start Document section
Public school starts today — are you ready?

Last week I focused on the academic side of learning, and how you can look up your grade level Hawaii Common Core Standards at the Hawaii Department of Educations.

The other area of education that fulfills education’s goal of preparing our young for the future is socialization via the development of positive character traits, and also what behavior is expected of them in society.

There are some basic character traits that if they were learned by everyone, would create a much kinder society. Many people come to the Hawaiian Islands because they have heard about the spirit of aloha that is here.

Auntie Mary Kawena Pukui defined aloha as, “love, mercy, compassion, pity; greeting; loved one; to love; and to greet.” It is also used as a form of goodbye. But the indefinable part of “aloha” goes beyond the words. There is a spirit of aloha, a sense of the interconnectedness of all life.

“Ha” means to breathe, or breath of life. Life is sacred. “Ola” means presence, or to share. Hawaiians actually share breath with each other in their traditional greeting. They are literally sharing the understanding of each other’s sacredness. One acts with love, mercy, compassion, respect, etc. to each other because of who we truly are.

The Aloha Spirit is a part of the Hawaii State Law. Here is the law as recorded there:

Definition of Aloha Spirit State Law

[§5-7.5] “Aloha Spirit.” (a) “Aloha Spirit” is the coordination of mind and heart within each person. It brings each person to the self. Each person must think and emote good feelings to others. In the contemplation and presence of the life force, “Aloha,” the following unuhi laula loa (broad public interpretation) may be used:

“Akahai,” meaning kindness, to be expressed with tenderness;

“Lokahi,” meaning unity,to be expressed with harmony;

“Oluolu,” meaning agreeable,to be expressed with pleasantness;

“Haahaa,” meaning humility, to be expressed with modesty;

“Ahonui,” meaning patience, to be expressed with perseverance.

These are traits of character that express the charm, warmth and sincerity of Hawaii’s people. It was the working philosophy of Native Hawaiians and was presented as a gift to the people of Hawaii.

“Aloha” is more than a word of greeting or farewell or a salutation.

“Aloha” means mutual regard and affection and extends warmth in caring with no obligation in return.
end Document section
start Information supplied
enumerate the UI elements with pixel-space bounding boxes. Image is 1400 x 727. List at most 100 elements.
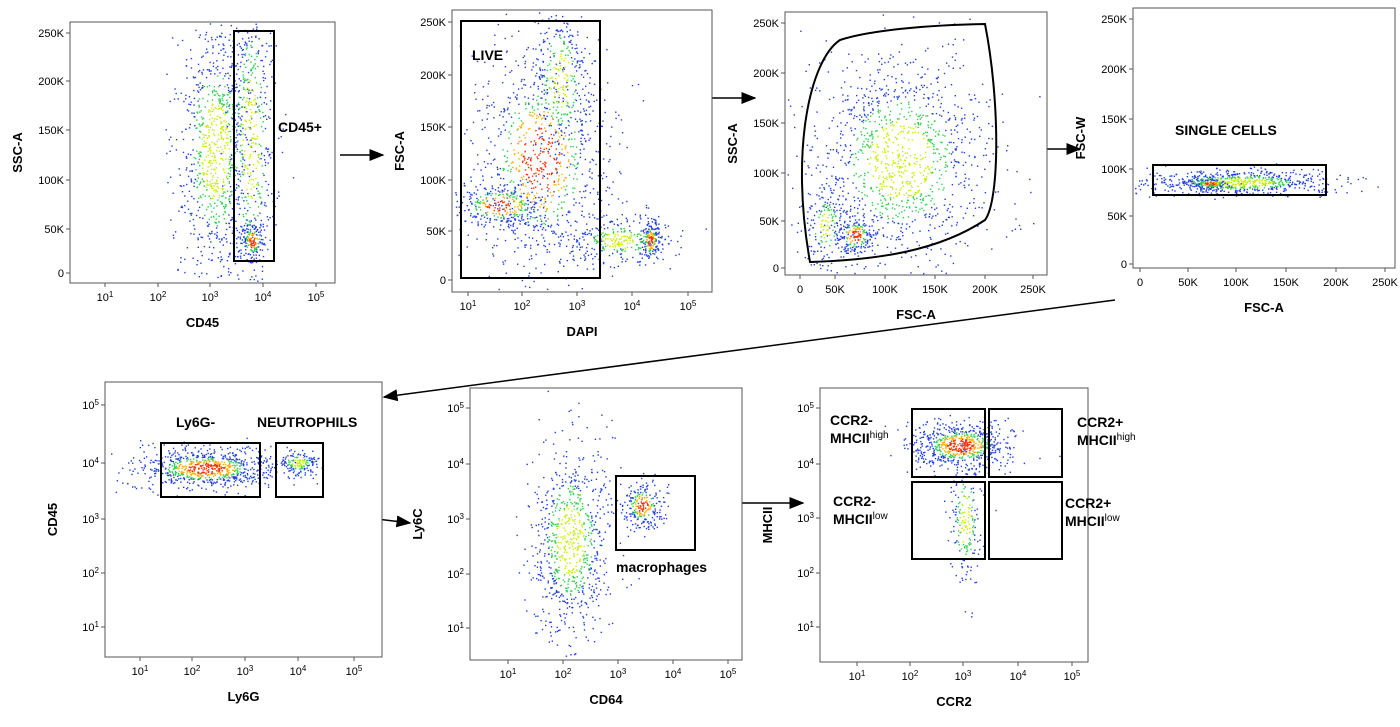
end Information supplied
(Problems and tasks):
1. According to the aloha article, what does "Lokahi" mean, and how is it to be expressed?
2. Decide whether each statement agrees with the aloha article, giving yes or no and quoting the deciding words: (a) Hawaiians share breath in their traditional greeting. (b) "Ahonui" means humility. (c) The Aloha Spirit is part of Hawaii State Law.
3. Carry on the aloha article from its final sentence.
The listing isn't needed for any of this work.

(Outputs for the tasks):
1. "Lokahi" means unity and is to be expressed with harmony.

2.
(a) Yes: "Hawaiians actually share breath with each other in their traditional greeting."
(b) No: "“Ahonui,” meaning patience, to be expressed with perseverance."
(c) Yes: "The Aloha Spirit is a part of the Hawaii State Law."

3.
“Aloha” is the essence of relationships in which each person is important to every other person for collective existence.

“Aloha” means to hear what is not said, to see what cannot be seen and to know the unknowable.

(b) In exercising their power on behalf of the people and in fulfillment of their responsibilities, obligations and service to the people, the legislature, governor, lieutenant governor, executive officers of each department, the chief justice, associate justices, and judges of the appellate, circuit, and district courts may contemplate and reside with the life force and give consideration to the “Aloha Spirit.” [L 1986, c 202, §1]”

Historically, the spirit of aloha was the law. People were raised up in it, learning it from elders who demonstrated it to them with their loving presence to others. If people are living from this loving aloha spirit, they will not hurt or steal from their family, neighbors or anyone. They will listen to each other, and seek peace when differences in perception arise.

For people who are helped by having more structure in how to behave, the Hawaii DOE came up with “good character traits” some years ago. Here they are;

Respect: “a feeling of deep admiration for someone or something elicited by their abilities, qualities, or achievements; due regard for the feelings, wishes, rights or traditions of others.” Even if others appear not to deserve respect, they are still capable of turning their lives around at any time. They still share the sacred breath of life.

Responsibility: Being accountable for something, “owning” the mistake. We all make them, and need to do our best to make them right. It also means doing the tasks assigned to us whether in school, home or on the job.

Compassion: “The humane quality of understanding the suffering of others and wanting to do something about it.” Many children have this naturally, and it can be encouraged to grow and express. This will need backup from home.

Cooperation: “Working together to get something done.” It takes skill and practice to work with others, but it’s essential for happiness in the home, community and workplace. Being on a sports team teaches this to kids, but they also have to learn how to give a group report, or do a science project together. If one fails, they all go down a notch.

Friendly: “Being kind, pleasant, helpful, supportive, and not hostile.” It means going up to the new kid and introducing yourself. It means helping the child who fell down and whose books went everywhere. It could mean something as simple as smiling at someone. A smile puts people at ease. It makes us feel better, too.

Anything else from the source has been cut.